Locate the word "kufizuara" in the data below, then copy every line that holds it.

***

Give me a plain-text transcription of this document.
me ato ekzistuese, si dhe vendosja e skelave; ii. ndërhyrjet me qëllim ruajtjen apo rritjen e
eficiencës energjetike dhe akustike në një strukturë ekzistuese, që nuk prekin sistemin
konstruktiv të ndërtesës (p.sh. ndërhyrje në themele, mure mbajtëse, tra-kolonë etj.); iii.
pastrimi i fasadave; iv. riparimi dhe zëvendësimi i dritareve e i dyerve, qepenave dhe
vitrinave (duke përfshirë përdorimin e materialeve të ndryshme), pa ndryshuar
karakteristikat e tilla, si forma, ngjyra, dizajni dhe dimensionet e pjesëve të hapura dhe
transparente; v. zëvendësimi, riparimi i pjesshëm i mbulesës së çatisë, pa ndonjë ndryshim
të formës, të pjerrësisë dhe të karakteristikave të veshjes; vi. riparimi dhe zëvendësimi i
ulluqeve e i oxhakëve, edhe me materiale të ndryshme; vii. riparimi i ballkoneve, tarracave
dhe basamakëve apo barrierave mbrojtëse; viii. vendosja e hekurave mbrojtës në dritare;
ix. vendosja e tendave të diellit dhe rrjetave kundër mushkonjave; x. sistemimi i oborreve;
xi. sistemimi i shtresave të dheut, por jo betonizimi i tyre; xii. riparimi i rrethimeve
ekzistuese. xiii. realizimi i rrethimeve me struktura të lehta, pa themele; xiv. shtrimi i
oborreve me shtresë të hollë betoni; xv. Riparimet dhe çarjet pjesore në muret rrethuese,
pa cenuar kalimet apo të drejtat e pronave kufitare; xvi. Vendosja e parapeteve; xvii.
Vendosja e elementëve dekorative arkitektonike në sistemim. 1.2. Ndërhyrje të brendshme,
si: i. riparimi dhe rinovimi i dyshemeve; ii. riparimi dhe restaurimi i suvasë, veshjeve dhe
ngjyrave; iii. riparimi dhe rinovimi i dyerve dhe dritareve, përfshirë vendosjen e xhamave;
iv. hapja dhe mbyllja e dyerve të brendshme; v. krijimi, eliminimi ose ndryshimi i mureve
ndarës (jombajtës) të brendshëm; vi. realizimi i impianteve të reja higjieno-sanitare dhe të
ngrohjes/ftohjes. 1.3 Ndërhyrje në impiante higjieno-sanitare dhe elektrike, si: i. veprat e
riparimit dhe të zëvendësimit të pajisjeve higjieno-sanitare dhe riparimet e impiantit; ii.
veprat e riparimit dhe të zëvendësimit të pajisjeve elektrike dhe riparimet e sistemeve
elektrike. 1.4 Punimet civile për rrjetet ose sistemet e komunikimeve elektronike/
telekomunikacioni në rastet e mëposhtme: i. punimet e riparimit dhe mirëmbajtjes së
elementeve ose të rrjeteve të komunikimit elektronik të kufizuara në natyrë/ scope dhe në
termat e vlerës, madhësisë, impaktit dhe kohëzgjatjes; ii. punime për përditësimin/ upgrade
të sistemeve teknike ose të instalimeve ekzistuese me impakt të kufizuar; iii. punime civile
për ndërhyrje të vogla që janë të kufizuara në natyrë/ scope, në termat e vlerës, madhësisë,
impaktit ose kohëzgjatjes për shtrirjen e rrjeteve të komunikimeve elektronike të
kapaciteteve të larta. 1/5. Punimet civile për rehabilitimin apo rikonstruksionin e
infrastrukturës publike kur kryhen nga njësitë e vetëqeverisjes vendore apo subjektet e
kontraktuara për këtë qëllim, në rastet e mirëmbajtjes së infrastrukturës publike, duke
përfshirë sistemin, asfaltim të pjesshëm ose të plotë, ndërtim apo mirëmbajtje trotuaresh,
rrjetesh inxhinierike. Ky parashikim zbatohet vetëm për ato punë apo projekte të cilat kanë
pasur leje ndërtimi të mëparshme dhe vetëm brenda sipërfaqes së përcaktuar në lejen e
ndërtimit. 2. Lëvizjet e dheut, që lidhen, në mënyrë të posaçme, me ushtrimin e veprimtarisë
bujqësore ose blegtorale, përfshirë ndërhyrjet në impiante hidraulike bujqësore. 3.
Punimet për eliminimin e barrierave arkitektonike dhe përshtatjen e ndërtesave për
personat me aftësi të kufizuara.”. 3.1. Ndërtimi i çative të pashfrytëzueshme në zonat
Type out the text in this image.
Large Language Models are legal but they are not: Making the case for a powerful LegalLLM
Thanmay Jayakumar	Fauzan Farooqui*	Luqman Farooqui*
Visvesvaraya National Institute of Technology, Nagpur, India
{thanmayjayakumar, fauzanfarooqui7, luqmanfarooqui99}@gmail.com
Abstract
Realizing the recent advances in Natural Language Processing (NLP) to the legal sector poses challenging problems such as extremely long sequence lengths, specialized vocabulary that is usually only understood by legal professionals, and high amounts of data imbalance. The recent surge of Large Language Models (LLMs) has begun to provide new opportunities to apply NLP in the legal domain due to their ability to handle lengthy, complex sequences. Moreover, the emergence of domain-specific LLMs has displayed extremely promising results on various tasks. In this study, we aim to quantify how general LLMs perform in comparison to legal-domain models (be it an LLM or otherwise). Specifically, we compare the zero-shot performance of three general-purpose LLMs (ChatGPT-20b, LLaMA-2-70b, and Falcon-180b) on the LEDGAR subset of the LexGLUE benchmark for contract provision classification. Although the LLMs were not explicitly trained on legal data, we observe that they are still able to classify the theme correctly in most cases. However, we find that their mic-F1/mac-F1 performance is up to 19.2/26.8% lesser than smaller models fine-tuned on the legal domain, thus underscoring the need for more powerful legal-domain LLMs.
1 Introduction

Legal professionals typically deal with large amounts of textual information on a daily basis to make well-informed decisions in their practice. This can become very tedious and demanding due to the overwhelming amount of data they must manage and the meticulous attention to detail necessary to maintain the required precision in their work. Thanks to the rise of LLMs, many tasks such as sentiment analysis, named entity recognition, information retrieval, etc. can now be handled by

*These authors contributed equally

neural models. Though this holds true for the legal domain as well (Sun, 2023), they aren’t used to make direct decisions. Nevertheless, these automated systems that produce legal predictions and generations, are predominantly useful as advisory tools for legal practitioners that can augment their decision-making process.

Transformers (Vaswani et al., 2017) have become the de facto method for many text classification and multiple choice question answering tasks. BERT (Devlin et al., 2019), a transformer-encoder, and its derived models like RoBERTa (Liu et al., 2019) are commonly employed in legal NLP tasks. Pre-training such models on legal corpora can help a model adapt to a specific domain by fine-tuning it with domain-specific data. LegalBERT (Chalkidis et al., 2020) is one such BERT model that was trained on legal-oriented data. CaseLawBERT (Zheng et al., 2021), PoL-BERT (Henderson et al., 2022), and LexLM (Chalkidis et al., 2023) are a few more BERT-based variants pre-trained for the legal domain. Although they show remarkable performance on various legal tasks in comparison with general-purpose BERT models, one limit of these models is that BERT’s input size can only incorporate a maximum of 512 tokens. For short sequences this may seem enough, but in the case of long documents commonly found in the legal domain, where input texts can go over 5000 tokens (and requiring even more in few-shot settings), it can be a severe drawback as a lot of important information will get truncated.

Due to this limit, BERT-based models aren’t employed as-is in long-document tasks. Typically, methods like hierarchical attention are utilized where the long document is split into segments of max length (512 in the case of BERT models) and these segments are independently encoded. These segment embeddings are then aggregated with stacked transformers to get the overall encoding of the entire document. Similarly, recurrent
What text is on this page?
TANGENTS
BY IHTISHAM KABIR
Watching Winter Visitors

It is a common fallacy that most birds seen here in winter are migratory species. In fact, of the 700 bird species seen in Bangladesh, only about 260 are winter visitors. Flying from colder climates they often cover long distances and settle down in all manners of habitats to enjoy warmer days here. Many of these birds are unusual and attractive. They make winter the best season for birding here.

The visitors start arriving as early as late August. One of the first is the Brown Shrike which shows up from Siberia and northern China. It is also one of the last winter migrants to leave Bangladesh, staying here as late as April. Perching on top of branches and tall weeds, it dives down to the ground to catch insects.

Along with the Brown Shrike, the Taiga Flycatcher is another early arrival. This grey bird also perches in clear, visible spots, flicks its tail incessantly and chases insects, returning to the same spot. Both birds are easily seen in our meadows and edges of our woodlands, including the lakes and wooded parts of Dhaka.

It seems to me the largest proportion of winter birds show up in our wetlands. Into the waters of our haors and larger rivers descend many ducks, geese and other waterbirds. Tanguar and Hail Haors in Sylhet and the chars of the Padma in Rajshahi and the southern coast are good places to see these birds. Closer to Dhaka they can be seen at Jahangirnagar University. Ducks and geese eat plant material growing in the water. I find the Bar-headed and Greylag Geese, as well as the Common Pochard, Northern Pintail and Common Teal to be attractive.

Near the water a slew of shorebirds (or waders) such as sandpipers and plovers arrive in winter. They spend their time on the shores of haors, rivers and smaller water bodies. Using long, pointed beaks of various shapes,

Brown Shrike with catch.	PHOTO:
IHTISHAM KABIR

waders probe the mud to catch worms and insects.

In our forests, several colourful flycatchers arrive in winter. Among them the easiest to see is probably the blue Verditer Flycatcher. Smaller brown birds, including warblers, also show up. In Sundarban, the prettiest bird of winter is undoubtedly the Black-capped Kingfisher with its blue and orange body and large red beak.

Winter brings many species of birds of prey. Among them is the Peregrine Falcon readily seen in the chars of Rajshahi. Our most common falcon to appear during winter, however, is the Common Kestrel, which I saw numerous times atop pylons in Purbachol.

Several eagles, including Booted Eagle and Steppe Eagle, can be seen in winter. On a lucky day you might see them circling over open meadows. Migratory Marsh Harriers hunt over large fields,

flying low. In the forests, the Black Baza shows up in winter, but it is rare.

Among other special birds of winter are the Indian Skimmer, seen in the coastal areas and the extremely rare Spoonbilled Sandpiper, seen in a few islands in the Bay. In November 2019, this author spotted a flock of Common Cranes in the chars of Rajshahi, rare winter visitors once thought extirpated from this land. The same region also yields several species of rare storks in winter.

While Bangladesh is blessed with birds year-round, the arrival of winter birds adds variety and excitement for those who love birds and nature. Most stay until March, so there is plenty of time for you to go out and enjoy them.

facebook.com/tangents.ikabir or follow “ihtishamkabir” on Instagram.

***

Exercise output »
elementeve ose të rrjeteve të komunikimit elektronik të kufizuara në natyrë/ scope dhe në
për ndërhyrje të vogla që janë të kufizuara në natyrë/ scope, në termat e vlerës, madhësisë,
personat me aftësi të kufizuara.”. 3.1. Ndërtimi i çative të pashfrytëzueshme në zonat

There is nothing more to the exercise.